[Data excerpts]
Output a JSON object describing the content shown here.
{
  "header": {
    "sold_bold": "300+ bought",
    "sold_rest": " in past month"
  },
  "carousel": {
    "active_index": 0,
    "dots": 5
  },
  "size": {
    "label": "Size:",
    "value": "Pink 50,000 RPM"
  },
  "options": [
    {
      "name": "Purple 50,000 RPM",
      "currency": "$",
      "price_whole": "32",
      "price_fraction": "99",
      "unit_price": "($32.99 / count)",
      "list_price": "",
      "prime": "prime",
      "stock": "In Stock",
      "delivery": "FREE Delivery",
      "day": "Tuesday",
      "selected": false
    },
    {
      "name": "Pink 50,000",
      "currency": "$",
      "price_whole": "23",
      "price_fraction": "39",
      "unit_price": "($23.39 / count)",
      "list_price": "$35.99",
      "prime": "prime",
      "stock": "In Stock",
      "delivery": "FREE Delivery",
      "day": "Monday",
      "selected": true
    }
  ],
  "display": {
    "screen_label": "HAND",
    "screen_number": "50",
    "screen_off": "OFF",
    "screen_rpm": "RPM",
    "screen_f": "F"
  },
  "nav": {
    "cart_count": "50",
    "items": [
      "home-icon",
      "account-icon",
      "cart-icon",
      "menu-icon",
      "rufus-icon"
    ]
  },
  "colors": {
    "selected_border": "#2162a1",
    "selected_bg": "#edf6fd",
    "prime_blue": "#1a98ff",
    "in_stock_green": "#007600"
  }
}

• [Aim of the exercise] Copy each line of the preceding data that contains the string "icon".

• [Expected answer]
      "home-icon",
      "account-icon",
      "cart-icon",
      "menu-icon",
      "rufus-icon"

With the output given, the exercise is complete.